Direction: Each line of the listing that contains the word "brightness" is to be copied.

Rows:
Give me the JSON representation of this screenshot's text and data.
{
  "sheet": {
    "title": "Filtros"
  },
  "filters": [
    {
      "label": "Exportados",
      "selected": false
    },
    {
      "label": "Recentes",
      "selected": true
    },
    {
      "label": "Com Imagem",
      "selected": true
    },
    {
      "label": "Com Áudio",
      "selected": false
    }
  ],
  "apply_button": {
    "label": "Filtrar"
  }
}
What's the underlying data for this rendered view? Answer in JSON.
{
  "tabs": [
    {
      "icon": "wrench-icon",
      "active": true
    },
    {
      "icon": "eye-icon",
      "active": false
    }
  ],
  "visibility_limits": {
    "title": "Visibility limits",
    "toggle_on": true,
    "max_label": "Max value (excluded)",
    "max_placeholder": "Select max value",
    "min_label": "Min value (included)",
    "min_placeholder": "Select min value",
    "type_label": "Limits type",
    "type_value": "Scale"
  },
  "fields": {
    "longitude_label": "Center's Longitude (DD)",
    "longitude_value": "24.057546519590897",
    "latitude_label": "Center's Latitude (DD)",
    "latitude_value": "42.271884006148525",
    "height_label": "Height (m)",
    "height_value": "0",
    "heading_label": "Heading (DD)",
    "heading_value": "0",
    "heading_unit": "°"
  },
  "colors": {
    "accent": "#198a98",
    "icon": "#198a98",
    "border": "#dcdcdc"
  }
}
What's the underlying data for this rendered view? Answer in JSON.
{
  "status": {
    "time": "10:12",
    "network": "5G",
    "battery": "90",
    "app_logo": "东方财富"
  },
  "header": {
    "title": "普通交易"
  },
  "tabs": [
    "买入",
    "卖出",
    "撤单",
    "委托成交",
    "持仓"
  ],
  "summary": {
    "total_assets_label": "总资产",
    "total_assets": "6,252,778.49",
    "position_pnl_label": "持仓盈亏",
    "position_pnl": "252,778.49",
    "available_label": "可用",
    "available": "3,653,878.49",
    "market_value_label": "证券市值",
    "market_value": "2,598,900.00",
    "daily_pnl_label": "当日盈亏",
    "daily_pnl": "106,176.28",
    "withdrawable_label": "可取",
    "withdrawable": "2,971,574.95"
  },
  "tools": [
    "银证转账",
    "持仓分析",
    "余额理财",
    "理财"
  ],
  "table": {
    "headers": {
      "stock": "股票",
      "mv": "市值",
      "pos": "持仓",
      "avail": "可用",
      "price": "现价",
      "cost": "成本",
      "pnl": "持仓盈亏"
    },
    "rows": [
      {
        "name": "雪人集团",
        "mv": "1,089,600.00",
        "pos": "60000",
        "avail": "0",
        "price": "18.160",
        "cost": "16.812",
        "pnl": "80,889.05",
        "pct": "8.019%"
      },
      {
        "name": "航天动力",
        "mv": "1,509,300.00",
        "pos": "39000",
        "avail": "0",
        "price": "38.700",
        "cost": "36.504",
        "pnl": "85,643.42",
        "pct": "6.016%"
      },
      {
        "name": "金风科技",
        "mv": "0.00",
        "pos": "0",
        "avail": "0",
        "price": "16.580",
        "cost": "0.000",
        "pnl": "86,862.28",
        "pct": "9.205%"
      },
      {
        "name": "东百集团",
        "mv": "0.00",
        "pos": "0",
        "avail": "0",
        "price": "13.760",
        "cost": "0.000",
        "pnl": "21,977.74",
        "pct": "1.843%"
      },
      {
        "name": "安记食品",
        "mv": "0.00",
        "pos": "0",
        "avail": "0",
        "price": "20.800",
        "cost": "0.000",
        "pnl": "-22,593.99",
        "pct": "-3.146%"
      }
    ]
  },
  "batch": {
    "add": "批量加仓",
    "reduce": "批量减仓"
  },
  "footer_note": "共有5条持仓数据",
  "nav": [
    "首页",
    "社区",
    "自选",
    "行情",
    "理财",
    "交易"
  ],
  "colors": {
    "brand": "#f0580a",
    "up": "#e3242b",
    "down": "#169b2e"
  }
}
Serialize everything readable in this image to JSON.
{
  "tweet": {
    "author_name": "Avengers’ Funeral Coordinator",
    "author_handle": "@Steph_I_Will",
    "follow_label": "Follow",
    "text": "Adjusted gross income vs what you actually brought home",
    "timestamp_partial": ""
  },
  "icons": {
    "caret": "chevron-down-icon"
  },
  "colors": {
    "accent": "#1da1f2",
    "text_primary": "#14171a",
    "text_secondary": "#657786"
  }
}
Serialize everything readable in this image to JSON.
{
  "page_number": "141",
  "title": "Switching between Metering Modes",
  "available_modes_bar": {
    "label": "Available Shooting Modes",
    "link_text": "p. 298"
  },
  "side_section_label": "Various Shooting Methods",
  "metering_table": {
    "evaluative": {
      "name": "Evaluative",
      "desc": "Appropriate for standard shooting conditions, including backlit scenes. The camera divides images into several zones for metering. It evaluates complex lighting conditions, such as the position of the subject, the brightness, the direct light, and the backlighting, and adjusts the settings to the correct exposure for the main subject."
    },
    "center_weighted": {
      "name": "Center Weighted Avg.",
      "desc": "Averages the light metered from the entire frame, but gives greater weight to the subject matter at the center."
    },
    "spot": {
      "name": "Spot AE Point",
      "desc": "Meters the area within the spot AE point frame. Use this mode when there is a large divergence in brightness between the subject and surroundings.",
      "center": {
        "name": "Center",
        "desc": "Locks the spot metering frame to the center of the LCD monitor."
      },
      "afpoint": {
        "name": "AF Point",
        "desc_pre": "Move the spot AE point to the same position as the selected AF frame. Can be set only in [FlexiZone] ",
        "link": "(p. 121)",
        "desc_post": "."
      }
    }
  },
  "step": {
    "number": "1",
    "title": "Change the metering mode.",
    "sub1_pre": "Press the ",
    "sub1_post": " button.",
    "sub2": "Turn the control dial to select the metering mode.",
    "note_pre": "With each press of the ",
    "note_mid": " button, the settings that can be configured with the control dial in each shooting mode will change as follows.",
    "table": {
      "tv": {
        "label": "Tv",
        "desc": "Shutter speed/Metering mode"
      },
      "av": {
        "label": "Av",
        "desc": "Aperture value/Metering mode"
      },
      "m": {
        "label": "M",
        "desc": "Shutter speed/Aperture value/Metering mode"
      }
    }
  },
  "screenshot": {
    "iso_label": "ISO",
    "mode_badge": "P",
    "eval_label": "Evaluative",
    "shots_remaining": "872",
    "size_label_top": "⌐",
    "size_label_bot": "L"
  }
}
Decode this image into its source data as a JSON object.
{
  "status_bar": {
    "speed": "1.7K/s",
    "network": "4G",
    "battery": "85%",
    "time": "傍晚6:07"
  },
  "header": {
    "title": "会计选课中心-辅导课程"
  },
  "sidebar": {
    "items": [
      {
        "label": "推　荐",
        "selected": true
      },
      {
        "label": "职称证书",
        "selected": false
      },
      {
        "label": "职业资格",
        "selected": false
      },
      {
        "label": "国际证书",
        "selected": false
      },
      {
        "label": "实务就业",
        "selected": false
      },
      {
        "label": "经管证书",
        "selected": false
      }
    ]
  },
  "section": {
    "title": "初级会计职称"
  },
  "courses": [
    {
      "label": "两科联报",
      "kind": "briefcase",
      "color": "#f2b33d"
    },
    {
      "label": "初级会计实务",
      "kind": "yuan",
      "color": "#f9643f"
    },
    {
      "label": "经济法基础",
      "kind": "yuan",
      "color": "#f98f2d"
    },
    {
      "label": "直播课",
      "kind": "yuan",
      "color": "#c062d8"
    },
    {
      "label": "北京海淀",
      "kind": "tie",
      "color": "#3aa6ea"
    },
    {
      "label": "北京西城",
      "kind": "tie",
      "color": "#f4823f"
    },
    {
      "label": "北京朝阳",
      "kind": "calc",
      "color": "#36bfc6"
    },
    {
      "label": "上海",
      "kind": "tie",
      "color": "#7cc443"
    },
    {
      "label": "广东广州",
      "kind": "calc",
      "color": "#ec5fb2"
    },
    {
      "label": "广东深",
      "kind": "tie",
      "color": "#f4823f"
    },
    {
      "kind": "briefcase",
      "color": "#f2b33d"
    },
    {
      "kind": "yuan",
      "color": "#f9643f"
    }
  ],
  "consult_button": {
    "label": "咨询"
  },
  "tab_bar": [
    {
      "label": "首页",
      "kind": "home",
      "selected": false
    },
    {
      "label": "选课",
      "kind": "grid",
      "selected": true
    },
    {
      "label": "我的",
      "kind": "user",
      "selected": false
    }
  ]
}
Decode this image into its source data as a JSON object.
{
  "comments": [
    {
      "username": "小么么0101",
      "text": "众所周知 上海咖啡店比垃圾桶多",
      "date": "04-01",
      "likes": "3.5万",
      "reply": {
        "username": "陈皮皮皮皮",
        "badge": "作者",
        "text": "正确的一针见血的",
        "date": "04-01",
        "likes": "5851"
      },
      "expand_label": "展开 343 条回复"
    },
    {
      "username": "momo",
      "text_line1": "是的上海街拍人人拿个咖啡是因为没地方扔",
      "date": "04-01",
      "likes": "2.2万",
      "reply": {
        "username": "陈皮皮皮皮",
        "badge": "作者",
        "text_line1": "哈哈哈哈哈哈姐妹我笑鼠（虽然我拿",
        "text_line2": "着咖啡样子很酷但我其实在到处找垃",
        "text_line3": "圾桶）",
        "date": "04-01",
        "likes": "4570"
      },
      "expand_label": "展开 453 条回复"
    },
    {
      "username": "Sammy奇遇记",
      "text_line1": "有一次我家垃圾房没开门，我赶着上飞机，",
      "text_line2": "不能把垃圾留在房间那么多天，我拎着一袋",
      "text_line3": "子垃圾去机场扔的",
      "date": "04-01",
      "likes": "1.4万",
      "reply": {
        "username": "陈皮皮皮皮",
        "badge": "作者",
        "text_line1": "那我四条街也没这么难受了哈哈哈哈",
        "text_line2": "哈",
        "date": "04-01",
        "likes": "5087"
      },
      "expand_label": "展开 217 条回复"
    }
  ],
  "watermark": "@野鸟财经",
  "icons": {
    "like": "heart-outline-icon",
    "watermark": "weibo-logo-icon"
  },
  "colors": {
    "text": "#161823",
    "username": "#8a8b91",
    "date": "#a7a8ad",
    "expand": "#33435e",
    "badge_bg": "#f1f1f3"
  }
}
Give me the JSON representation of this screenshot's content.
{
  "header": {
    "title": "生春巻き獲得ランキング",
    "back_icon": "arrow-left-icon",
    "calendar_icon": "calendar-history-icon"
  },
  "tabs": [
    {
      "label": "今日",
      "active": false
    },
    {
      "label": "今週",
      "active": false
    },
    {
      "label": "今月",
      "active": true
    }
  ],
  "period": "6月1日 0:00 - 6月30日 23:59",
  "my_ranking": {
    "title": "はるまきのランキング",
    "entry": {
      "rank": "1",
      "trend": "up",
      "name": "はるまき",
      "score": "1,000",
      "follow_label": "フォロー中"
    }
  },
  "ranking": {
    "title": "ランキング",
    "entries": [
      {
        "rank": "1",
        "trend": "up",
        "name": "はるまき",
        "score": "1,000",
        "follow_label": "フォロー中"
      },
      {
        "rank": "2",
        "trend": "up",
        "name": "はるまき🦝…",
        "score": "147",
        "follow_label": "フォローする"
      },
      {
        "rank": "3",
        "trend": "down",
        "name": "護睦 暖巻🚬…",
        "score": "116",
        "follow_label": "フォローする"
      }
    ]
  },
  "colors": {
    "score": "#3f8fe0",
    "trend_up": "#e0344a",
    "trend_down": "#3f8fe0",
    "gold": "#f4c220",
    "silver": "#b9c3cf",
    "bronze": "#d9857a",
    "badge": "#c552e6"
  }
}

Full solution:
      "desc": "Appropriate for standard shooting conditions, including backlit scenes. The camera divides images into several zones for metering. It evaluates complex lighting conditions, such as the position of the subject, the brightness, the direct light, and the backlighting, and adjusts the settings to the correct exposure for the main subject."
      "desc": "Meters the area within the spot AE point frame. Use this mode when there is a large divergence in brightness between the subject and surroundings.",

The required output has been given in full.